== What is required ==
Write out the material below again, unchanged.

== Data supplied ==
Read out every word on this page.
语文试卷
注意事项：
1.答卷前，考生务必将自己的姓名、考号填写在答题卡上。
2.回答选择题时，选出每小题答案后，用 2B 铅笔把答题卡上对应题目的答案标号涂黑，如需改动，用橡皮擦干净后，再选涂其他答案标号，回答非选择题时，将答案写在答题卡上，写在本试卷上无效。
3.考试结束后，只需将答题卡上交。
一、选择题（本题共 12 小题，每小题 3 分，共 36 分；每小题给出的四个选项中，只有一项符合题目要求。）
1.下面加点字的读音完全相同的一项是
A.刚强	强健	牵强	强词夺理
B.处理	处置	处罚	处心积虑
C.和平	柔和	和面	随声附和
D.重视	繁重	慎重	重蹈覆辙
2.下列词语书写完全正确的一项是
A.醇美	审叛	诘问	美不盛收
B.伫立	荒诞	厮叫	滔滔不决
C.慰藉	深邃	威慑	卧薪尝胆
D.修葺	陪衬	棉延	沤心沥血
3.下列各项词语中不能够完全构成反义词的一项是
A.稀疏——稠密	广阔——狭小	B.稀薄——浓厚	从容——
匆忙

== Task response ==
Read out every word on this page.
语文试卷
注意事项：
1.答卷前，考生务必将自己的姓名、考号填写在答题卡上。
2.回答选择题时，选出每小题答案后，用 2B 铅笔把答题卡上对应题目的答案标号涂黑，如需改动，用橡皮擦干净后，再选涂其他答案标号，回答非选择题时，将答案写在答题卡上，写在本试卷上无效。
3.考试结束后，只需将答题卡上交。
一、选择题（本题共 12 小题，每小题 3 分，共 36 分；每小题给出的四个选项中，只有一项符合题目要求。）
1.下面加点字的读音完全相同的一项是
A.刚强	强健	牵强	强词夺理
B.处理	处置	处罚	处心积虑
C.和平	柔和	和面	随声附和
D.重视	繁重	慎重	重蹈覆辙
2.下列词语书写完全正确的一项是
A.醇美	审叛	诘问	美不盛收
B.伫立	荒诞	厮叫	滔滔不决
C.慰藉	深邃	威慑	卧薪尝胆
D.修葺	陪衬	棉延	沤心沥血
3.下列各项词语中不能够完全构成反义词的一项是
A.稀疏——稠密	广阔——狭小	B.稀薄——浓厚	从容——
匆忙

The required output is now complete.